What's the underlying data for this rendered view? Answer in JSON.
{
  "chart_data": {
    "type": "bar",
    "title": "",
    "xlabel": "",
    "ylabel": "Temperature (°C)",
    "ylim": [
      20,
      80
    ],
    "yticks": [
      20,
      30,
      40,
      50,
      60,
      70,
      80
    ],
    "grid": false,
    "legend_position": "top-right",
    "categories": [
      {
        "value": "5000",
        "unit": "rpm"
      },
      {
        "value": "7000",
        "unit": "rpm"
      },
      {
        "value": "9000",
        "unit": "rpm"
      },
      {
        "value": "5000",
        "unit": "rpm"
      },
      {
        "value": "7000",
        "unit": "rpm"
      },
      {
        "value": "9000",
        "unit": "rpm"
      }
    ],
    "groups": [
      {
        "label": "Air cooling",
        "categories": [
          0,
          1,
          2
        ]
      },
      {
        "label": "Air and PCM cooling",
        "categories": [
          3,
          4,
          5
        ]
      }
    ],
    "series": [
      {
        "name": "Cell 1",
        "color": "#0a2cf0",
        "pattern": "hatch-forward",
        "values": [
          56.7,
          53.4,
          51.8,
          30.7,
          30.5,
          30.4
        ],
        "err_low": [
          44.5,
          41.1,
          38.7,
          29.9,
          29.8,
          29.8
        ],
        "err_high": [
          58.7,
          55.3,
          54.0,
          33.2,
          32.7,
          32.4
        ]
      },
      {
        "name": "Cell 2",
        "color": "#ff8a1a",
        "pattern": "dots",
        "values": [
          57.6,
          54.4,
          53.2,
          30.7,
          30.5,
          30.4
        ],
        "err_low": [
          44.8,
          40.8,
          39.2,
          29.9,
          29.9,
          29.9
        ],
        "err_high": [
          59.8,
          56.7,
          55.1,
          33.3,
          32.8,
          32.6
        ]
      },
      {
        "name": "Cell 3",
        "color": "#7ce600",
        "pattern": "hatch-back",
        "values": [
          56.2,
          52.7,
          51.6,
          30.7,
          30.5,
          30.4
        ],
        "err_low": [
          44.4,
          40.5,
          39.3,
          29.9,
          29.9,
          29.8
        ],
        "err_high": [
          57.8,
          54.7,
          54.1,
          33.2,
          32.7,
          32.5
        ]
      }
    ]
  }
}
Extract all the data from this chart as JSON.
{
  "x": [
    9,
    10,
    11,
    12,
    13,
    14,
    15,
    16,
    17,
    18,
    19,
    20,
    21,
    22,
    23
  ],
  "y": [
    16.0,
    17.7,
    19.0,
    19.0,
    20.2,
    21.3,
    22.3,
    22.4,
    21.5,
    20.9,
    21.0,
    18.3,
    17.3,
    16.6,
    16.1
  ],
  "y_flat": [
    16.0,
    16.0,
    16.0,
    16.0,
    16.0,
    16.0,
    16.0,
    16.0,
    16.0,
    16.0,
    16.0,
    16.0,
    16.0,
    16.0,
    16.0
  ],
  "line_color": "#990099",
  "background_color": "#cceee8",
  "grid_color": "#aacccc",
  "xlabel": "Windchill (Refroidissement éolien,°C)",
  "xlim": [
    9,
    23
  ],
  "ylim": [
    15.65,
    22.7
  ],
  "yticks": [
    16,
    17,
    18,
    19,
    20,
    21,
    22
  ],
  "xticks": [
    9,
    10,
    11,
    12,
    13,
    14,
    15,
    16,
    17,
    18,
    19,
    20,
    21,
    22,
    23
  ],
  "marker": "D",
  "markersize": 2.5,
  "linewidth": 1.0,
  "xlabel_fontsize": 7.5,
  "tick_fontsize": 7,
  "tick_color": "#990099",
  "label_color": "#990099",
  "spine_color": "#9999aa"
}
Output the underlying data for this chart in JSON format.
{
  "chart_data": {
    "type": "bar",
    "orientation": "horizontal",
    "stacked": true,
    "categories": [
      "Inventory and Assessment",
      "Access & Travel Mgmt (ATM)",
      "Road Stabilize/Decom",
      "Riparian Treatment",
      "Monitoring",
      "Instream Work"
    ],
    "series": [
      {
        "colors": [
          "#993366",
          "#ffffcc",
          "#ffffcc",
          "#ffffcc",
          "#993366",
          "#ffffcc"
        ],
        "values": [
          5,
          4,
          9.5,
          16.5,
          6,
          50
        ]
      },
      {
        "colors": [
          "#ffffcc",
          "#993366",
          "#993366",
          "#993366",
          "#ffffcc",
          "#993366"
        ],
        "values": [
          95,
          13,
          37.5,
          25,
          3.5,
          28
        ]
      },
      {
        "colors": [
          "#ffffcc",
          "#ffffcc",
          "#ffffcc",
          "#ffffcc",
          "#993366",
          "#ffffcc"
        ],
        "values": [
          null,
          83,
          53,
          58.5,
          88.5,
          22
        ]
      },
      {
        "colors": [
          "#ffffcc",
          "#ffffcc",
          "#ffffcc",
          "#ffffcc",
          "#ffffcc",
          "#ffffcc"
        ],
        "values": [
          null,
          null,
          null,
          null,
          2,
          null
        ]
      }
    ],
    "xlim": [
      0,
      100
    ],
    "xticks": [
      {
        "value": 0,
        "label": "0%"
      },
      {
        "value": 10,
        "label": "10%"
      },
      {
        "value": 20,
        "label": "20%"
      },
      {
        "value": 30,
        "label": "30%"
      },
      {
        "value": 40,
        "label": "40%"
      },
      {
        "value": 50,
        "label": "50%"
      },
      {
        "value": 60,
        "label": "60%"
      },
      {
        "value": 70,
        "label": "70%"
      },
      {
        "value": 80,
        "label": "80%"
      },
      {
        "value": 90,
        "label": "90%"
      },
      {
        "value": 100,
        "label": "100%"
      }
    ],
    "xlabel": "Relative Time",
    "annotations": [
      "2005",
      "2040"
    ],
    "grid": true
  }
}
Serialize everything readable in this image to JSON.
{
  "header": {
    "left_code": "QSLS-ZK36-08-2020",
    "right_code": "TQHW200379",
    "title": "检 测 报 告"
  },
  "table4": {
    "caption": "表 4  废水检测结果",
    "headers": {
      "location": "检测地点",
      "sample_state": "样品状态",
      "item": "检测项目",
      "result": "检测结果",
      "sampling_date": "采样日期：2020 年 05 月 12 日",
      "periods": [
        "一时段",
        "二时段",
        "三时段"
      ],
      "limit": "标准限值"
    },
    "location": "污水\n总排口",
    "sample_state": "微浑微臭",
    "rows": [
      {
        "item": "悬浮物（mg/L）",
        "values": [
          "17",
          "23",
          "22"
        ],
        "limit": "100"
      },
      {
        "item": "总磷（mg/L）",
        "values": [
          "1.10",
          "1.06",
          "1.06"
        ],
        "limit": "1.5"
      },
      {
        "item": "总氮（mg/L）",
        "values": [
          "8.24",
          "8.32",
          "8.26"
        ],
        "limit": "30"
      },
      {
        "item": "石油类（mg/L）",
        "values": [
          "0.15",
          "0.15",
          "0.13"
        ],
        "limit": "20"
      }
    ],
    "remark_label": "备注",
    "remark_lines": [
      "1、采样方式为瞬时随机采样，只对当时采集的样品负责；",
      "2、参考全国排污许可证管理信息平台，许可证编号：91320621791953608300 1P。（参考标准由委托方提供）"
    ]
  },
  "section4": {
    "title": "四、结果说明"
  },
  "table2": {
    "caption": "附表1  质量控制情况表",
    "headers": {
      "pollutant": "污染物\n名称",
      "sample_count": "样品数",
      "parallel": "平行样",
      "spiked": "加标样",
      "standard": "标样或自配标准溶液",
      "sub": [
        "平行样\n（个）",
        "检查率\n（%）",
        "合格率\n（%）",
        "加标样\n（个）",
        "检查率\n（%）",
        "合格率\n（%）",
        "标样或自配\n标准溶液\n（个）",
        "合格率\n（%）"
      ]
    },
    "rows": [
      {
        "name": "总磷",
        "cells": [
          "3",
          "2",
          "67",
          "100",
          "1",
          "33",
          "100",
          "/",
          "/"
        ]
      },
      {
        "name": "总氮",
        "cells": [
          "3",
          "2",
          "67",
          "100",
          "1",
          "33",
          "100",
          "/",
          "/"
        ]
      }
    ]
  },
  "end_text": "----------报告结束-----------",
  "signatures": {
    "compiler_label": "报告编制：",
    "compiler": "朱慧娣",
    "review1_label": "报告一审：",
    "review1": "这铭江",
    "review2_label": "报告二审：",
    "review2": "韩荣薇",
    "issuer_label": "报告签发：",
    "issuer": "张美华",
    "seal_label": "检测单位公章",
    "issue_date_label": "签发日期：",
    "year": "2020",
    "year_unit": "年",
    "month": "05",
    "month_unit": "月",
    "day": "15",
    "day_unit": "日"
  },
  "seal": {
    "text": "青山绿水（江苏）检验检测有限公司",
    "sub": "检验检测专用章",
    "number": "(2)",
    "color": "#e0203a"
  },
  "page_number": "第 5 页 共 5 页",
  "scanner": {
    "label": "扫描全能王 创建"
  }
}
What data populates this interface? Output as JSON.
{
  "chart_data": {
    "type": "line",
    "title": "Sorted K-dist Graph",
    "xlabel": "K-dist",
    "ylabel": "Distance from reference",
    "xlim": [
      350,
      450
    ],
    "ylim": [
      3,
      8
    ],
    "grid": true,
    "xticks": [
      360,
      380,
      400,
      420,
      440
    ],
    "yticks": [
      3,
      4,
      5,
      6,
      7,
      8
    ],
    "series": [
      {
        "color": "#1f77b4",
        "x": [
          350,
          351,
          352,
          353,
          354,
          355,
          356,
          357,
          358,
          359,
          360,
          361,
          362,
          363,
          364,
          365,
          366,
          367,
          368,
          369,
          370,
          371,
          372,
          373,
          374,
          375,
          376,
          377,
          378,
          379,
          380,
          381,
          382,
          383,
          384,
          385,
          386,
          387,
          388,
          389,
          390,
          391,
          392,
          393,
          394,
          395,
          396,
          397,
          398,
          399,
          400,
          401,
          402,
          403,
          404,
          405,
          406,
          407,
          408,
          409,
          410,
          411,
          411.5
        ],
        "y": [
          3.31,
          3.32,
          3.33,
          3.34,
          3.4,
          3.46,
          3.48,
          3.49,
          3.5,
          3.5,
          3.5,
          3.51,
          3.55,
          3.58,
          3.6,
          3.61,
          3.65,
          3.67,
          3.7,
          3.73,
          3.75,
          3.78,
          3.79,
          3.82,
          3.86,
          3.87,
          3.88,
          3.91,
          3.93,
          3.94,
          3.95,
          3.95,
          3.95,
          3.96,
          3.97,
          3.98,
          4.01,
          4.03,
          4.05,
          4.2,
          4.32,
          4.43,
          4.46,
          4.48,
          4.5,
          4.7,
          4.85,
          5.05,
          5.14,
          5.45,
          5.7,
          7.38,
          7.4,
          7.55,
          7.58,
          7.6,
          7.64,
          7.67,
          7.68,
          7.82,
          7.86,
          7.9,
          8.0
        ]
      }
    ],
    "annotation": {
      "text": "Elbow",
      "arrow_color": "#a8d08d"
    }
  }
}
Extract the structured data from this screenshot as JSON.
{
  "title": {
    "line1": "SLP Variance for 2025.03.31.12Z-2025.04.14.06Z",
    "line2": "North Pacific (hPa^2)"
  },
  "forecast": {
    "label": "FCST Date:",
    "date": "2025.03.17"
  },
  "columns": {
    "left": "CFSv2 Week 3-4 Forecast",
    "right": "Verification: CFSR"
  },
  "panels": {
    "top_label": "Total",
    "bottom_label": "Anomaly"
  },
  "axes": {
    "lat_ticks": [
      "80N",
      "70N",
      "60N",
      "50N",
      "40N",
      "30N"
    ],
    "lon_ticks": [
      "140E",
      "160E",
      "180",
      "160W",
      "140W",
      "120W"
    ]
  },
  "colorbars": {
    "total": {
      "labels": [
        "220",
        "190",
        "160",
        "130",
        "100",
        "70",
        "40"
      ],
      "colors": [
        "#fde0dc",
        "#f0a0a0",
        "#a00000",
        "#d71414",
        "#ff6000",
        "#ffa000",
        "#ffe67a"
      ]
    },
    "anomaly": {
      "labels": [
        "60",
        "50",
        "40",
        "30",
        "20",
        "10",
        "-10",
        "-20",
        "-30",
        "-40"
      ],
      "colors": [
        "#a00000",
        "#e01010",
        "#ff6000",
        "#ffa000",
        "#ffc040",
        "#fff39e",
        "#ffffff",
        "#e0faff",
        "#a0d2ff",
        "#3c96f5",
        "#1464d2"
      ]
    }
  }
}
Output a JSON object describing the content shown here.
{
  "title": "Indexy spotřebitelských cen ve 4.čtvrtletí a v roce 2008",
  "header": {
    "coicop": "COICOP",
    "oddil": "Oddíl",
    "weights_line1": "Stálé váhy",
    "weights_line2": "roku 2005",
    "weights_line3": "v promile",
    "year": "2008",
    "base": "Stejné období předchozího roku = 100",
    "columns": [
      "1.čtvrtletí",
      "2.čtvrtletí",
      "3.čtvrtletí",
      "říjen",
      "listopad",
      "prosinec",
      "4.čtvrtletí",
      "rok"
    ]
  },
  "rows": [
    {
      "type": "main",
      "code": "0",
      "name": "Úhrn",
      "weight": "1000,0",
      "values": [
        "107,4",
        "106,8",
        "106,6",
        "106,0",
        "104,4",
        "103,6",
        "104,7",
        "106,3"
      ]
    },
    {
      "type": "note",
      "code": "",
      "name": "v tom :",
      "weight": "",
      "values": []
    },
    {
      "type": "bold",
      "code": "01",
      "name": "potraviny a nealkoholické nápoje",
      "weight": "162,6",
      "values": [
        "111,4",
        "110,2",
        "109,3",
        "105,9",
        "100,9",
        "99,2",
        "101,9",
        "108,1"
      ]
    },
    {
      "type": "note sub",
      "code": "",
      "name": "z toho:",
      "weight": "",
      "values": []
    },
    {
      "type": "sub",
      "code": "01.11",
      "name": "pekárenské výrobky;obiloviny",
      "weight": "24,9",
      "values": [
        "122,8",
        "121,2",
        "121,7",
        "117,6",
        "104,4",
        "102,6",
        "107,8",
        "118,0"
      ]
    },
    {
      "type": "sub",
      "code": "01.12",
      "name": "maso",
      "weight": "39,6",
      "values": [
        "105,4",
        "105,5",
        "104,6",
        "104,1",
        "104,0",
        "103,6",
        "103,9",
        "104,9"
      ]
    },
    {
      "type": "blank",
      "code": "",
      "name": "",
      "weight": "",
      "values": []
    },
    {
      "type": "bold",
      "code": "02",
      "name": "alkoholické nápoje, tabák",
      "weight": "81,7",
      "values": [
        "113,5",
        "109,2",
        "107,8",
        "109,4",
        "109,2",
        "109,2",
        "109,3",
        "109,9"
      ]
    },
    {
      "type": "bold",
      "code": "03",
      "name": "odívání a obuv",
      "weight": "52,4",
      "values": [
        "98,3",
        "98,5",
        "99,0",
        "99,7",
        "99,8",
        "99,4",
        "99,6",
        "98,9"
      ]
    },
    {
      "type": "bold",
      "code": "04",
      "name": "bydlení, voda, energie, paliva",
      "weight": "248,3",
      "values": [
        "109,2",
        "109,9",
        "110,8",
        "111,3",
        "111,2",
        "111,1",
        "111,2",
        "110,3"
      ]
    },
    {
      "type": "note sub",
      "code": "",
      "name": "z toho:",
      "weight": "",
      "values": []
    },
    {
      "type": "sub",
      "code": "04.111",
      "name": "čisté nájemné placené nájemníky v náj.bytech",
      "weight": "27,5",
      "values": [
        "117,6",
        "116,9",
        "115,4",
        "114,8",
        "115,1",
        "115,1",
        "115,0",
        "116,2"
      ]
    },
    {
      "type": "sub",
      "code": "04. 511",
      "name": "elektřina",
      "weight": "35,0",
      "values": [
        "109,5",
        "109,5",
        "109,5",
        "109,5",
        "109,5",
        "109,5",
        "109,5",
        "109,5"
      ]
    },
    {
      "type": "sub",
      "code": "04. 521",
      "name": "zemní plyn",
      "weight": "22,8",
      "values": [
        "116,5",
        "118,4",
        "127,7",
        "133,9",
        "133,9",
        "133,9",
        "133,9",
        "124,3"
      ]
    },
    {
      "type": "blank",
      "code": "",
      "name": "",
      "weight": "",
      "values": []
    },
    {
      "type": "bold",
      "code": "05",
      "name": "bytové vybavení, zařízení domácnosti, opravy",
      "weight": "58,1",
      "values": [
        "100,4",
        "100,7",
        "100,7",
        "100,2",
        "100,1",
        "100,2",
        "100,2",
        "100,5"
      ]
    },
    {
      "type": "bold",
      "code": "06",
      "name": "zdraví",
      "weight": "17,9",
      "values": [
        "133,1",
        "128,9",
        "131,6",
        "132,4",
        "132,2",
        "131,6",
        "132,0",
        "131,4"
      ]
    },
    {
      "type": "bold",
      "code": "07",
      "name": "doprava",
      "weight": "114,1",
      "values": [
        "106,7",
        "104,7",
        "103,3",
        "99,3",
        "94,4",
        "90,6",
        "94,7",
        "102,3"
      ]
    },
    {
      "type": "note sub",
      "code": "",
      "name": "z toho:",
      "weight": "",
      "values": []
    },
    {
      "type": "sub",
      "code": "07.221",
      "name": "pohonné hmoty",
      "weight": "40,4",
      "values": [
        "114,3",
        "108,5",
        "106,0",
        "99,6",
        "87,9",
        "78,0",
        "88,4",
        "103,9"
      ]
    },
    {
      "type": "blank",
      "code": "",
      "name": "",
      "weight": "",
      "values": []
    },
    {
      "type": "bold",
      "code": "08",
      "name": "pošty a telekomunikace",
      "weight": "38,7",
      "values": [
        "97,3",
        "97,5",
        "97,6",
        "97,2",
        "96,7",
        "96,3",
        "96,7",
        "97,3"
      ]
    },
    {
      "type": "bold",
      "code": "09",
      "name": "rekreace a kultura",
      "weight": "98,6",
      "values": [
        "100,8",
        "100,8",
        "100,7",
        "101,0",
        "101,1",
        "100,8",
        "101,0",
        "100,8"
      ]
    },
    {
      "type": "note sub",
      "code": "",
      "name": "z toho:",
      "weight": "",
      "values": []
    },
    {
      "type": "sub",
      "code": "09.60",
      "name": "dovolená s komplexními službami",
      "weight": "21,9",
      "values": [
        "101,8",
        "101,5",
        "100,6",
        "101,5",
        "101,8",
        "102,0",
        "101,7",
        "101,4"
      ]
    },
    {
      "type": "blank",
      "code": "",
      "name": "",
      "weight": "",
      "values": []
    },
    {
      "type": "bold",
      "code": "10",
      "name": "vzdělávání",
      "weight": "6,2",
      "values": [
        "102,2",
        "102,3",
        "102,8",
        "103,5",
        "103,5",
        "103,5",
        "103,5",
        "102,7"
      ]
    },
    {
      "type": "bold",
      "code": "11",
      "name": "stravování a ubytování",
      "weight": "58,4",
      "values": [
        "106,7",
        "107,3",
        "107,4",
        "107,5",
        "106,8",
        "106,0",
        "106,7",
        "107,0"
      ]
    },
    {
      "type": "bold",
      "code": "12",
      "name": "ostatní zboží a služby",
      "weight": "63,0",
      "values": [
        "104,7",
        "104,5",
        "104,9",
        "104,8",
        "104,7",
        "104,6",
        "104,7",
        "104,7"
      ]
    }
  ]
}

━━━━━━

What to do:
Find the word "cooling" in the material, then list each line that holds it.

Answer to the problem:
        "label": "Air cooling",
        "label": "Air and PCM cooling",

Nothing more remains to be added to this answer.